(REQUEST):
Set the data down again, exactly as it reads, but without the pictures.

__________________________________________________

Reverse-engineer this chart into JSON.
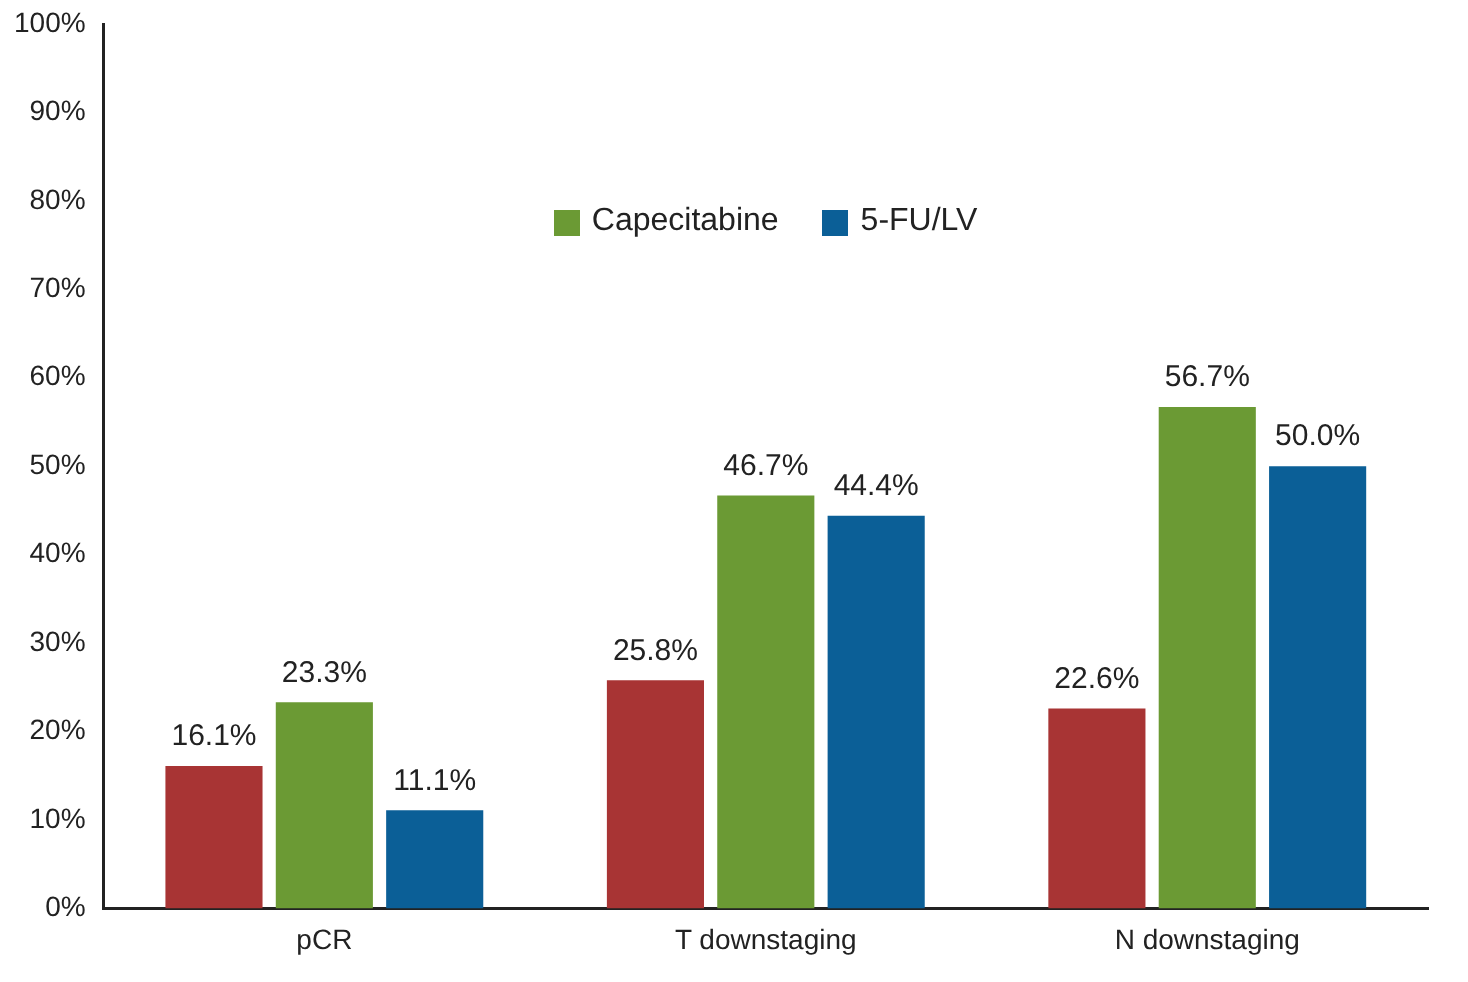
{
  "chart_data": {
    "type": "bar",
    "categories": [
      "pCR",
      "T downstaging",
      "N downstaging"
    ],
    "series": [
      {
        "color": "#a83434",
        "values": [
          16.1,
          25.8,
          22.6
        ],
        "value_labels": [
          "16.1%",
          "25.8%",
          "22.6%"
        ]
      },
      {
        "name": "Capecitabine",
        "color": "#6b9a34",
        "values": [
          23.3,
          46.7,
          56.7
        ],
        "value_labels": [
          "23.3%",
          "46.7%",
          "56.7%"
        ]
      },
      {
        "name": "5-FU/LV",
        "color": "#0b5f97",
        "values": [
          11.1,
          44.4,
          50.0
        ],
        "value_labels": [
          "11.1%",
          "44.4%",
          "50.0%"
        ]
      }
    ],
    "ylim": [
      0,
      100
    ],
    "yticks": [
      {
        "value": 0,
        "label": "0%"
      },
      {
        "value": 10,
        "label": "10%"
      },
      {
        "value": 20,
        "label": "20%"
      },
      {
        "value": 30,
        "label": "30%"
      },
      {
        "value": 40,
        "label": "40%"
      },
      {
        "value": 50,
        "label": "50%"
      },
      {
        "value": 60,
        "label": "60%"
      },
      {
        "value": 70,
        "label": "70%"
      },
      {
        "value": 80,
        "label": "80%"
      },
      {
        "value": 90,
        "label": "90%"
      },
      {
        "value": 100,
        "label": "100%"
      }
    ],
    "grid": false,
    "legend": "top"
  }
}
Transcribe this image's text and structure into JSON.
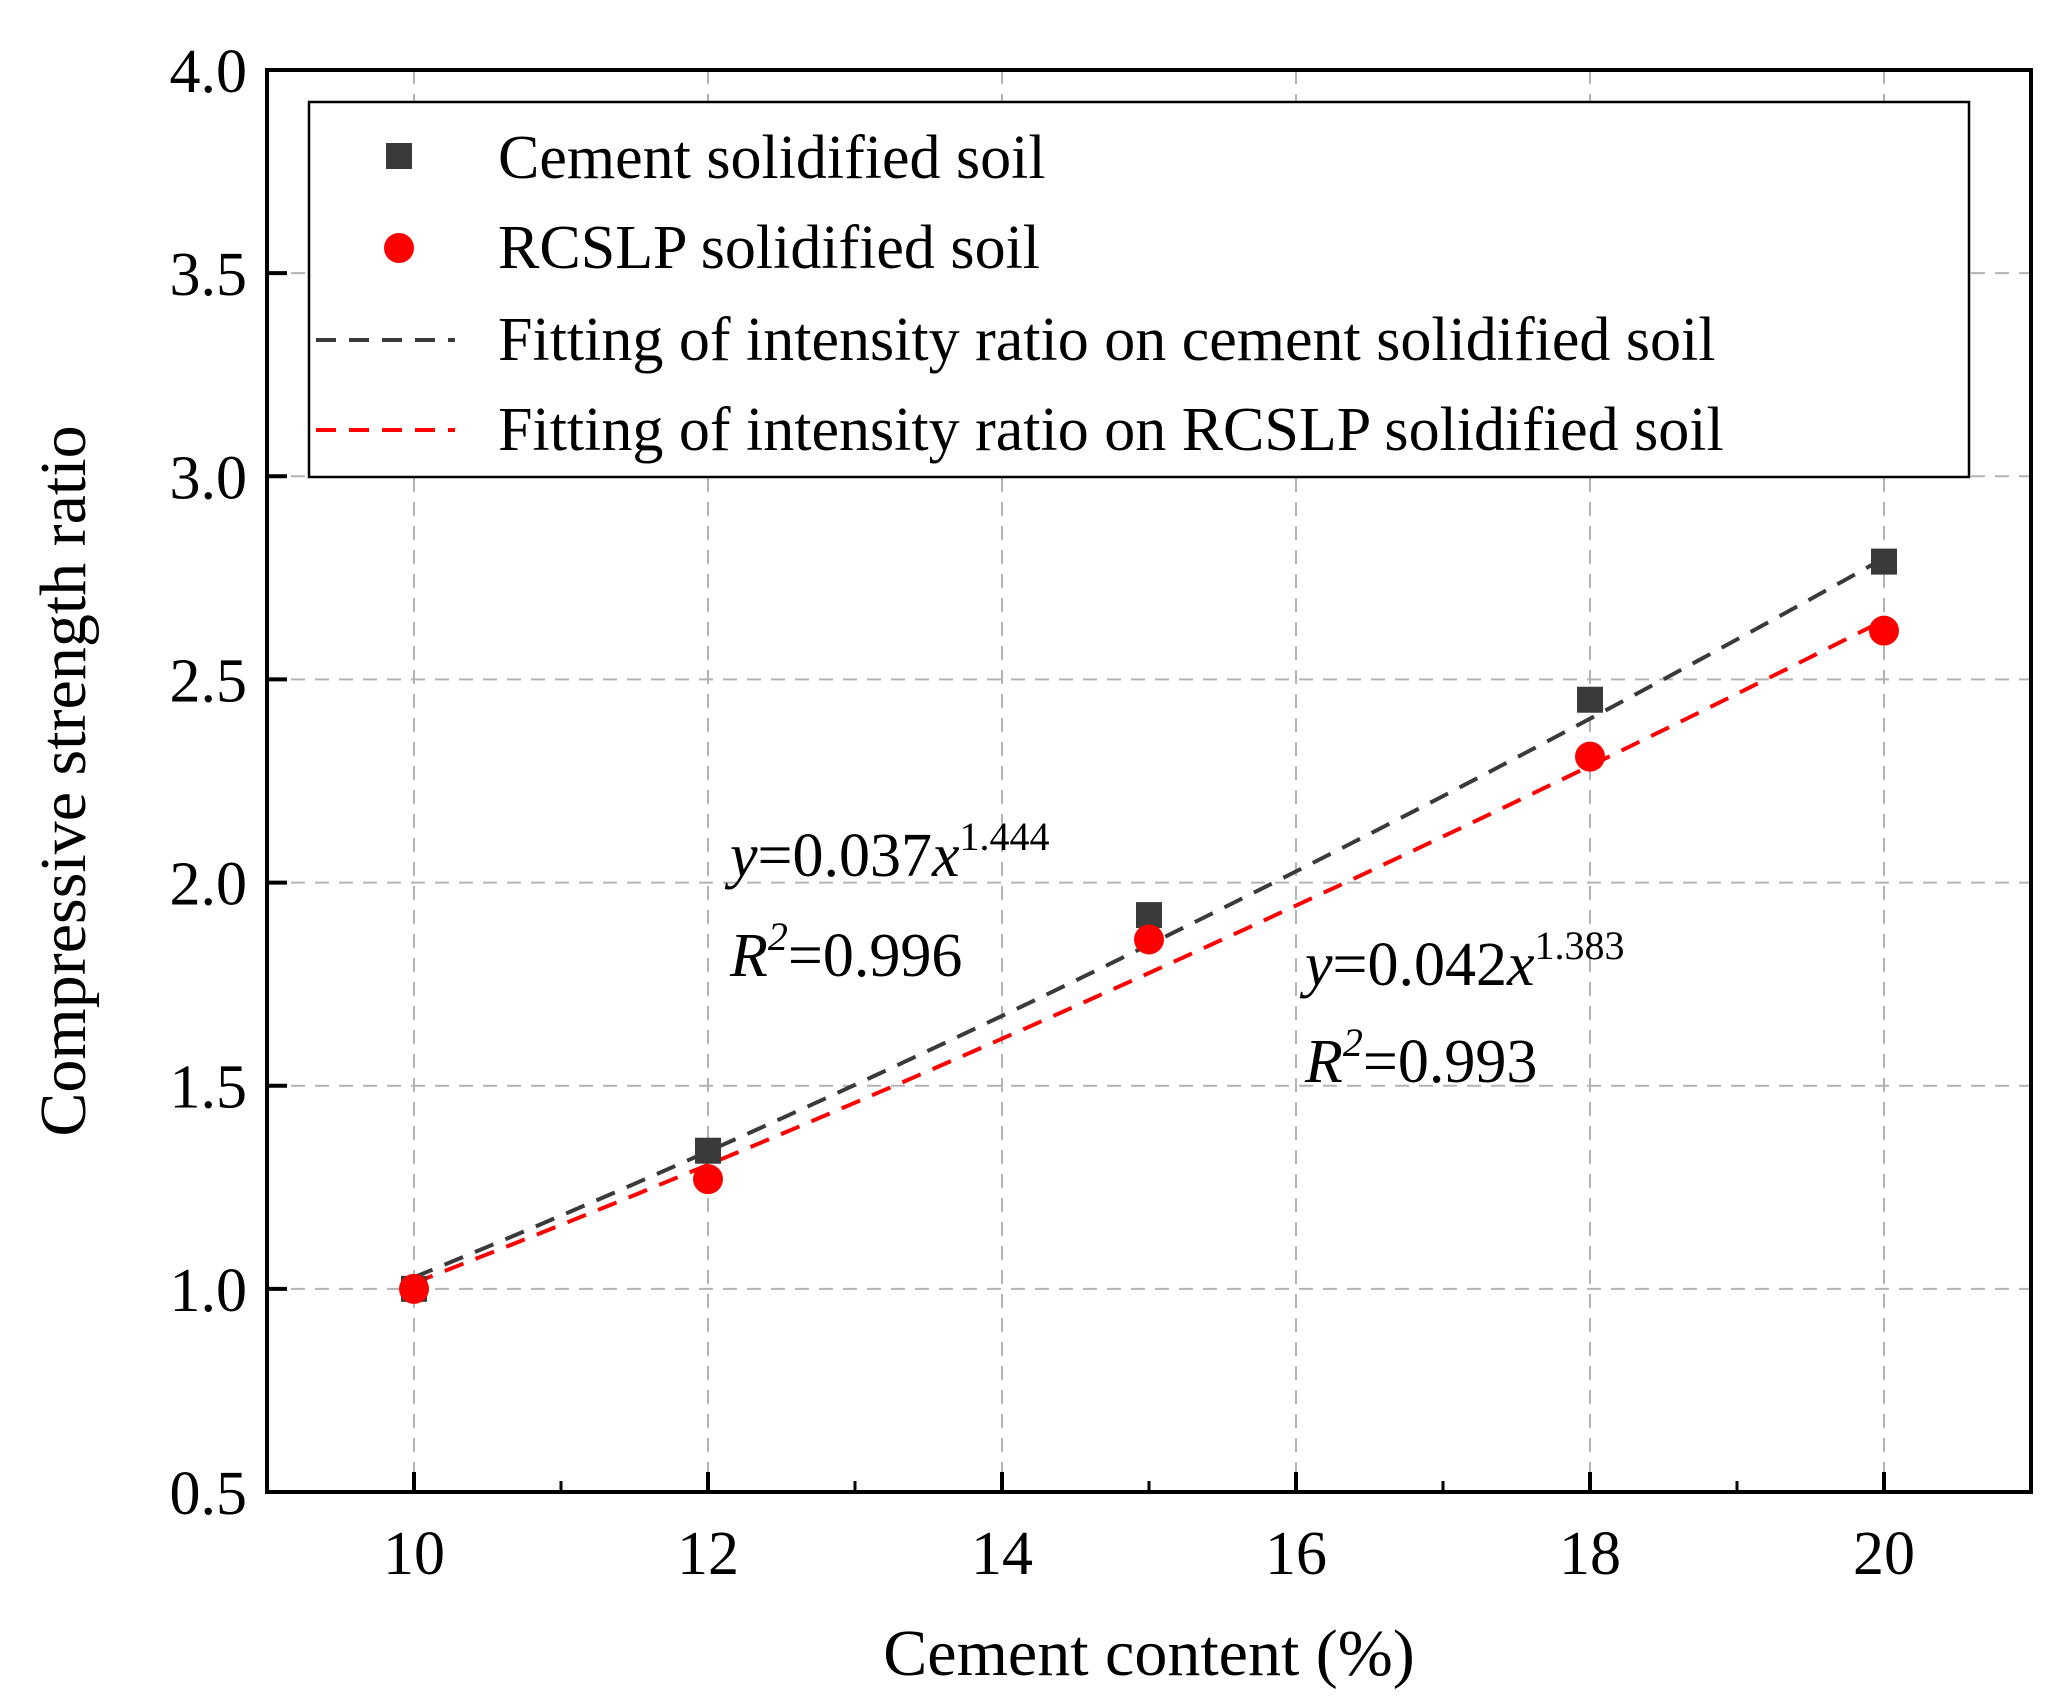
{
  "chart_data": {
    "type": "scatter",
    "xlabel": "Cement content (%)",
    "ylabel": "Compressive strength ratio",
    "xlim": [
      9,
      21
    ],
    "ylim": [
      0.5,
      4.0
    ],
    "xticks": [
      10,
      12,
      14,
      16,
      18,
      20
    ],
    "xtick_labels": [
      "10",
      "12",
      "14",
      "16",
      "18",
      "20"
    ],
    "yticks": [
      0.5,
      1.0,
      1.5,
      2.0,
      2.5,
      3.0,
      3.5,
      4.0
    ],
    "ytick_labels": [
      "0.5",
      "1.0",
      "1.5",
      "2.0",
      "2.5",
      "3.0",
      "3.5",
      "4.0"
    ],
    "grid": true,
    "legend_position": "top",
    "series": [
      {
        "name": "Cement solidified soil",
        "marker": "square",
        "color": "#3a3a3a",
        "x": [
          10,
          12,
          15,
          18,
          20
        ],
        "y": [
          1.0,
          1.34,
          1.92,
          2.45,
          2.79
        ]
      },
      {
        "name": "RCSLP solidified soil",
        "marker": "circle",
        "color": "#ff0000",
        "x": [
          10,
          12,
          15,
          18,
          20
        ],
        "y": [
          1.0,
          1.27,
          1.86,
          2.31,
          2.62
        ]
      }
    ],
    "fits": [
      {
        "name": "Fitting of intensity ratio on cement solidified soil",
        "color": "#3a3a3a",
        "dash": true,
        "a": 0.037,
        "b": 1.444,
        "x_range": [
          10,
          20
        ]
      },
      {
        "name": "Fitting of intensity ratio on RCSLP solidified soil",
        "color": "#ff0000",
        "dash": true,
        "a": 0.042,
        "b": 1.383,
        "x_range": [
          10,
          20
        ]
      }
    ],
    "annotations": [
      {
        "name": "cement-fit-equation",
        "y_var": "y",
        "eq": "=0.037",
        "x_var": "x",
        "exponent": "1.444",
        "r_var": "R",
        "r_exp": "2",
        "r_value": "=0.996"
      },
      {
        "name": "rcslp-fit-equation",
        "y_var": "y",
        "eq": "=0.042",
        "x_var": "x",
        "exponent": "1.383",
        "r_var": "R",
        "r_exp": "2",
        "r_value": "=0.993"
      }
    ]
  }
}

__________________________________________________

(ANSWER FOR THE TASK):
Reverse-engineer this chart into JSON.
{
  "chart_data": {
    "type": "bar",
    "categories": [
      "pCR",
      "T downstaging",
      "N downstaging"
    ],
    "series": [
      {
        "color": "#a83434",
        "values": [
          16.1,
          25.8,
          22.6
        ],
        "value_labels": [
          "16.1%",
          "25.8%",
          "22.6%"
        ]
      },
      {
        "name": "Capecitabine",
        "color": "#6b9a34",
        "values": [
          23.3,
          46.7,
          56.7
        ],
        "value_labels": [
          "23.3%",
          "46.7%",
          "56.7%"
        ]
      },
      {
        "name": "5-FU/LV",
        "color": "#0b5f97",
        "values": [
          11.1,
          44.4,
          50.0
        ],
        "value_labels": [
          "11.1%",
          "44.4%",
          "50.0%"
        ]
      }
    ],
    "ylim": [
      0,
      100
    ],
    "yticks": [
      {
        "value": 0,
        "label": "0%"
      },
      {
        "value": 10,
        "label": "10%"
      },
      {
        "value": 20,
        "label": "20%"
      },
      {
        "value": 30,
        "label": "30%"
      },
      {
        "value": 40,
        "label": "40%"
      },
      {
        "value": 50,
        "label": "50%"
      },
      {
        "value": 60,
        "label": "60%"
      },
      {
        "value": 70,
        "label": "70%"
      },
      {
        "value": 80,
        "label": "80%"
      },
      {
        "value": 90,
        "label": "90%"
      },
      {
        "value": 100,
        "label": "100%"
      }
    ],
    "grid": false,
    "legend": "top"
  }
}
Transcribe this image's text and structure into JSON.
{
  "chart_data": {
    "type": "scatter",
    "xlabel": "Cement content (%)",
    "ylabel": "Compressive strength ratio",
    "xlim": [
      9,
      21
    ],
    "ylim": [
      0.5,
      4.0
    ],
    "xticks": [
      10,
      12,
      14,
      16,
      18,
      20
    ],
    "xtick_labels": [
      "10",
      "12",
      "14",
      "16",
      "18",
      "20"
    ],
    "yticks": [
      0.5,
      1.0,
      1.5,
      2.0,
      2.5,
      3.0,
      3.5,
      4.0
    ],
    "ytick_labels": [
      "0.5",
      "1.0",
      "1.5",
      "2.0",
      "2.5",
      "3.0",
      "3.5",
      "4.0"
    ],
    "grid": true,
    "legend_position": "top",
    "series": [
      {
        "name": "Cement solidified soil",
        "marker": "square",
        "color": "#3a3a3a",
        "x": [
          10,
          12,
          15,
          18,
          20
        ],
        "y": [
          1.0,
          1.34,
          1.92,
          2.45,
          2.79
        ]
      },
      {
        "name": "RCSLP solidified soil",
        "marker": "circle",
        "color": "#ff0000",
        "x": [
          10,
          12,
          15,
          18,
          20
        ],
        "y": [
          1.0,
          1.27,
          1.86,
          2.31,
          2.62
        ]
      }
    ],
    "fits": [
      {
        "name": "Fitting of intensity ratio on cement solidified soil",
        "color": "#3a3a3a",
        "dash": true,
        "a": 0.037,
        "b": 1.444,
        "x_range": [
          10,
          20
        ]
      },
      {
        "name": "Fitting of intensity ratio on RCSLP solidified soil",
        "color": "#ff0000",
        "dash": true,
        "a": 0.042,
        "b": 1.383,
        "x_range": [
          10,
          20
        ]
      }
    ],
    "annotations": [
      {
        "name": "cement-fit-equation",
        "y_var": "y",
        "eq": "=0.037",
        "x_var": "x",
        "exponent": "1.444",
        "r_var": "R",
        "r_exp": "2",
        "r_value": "=0.996"
      },
      {
        "name": "rcslp-fit-equation",
        "y_var": "y",
        "eq": "=0.042",
        "x_var": "x",
        "exponent": "1.383",
        "r_var": "R",
        "r_exp": "2",
        "r_value": "=0.993"
      }
    ]
  }
}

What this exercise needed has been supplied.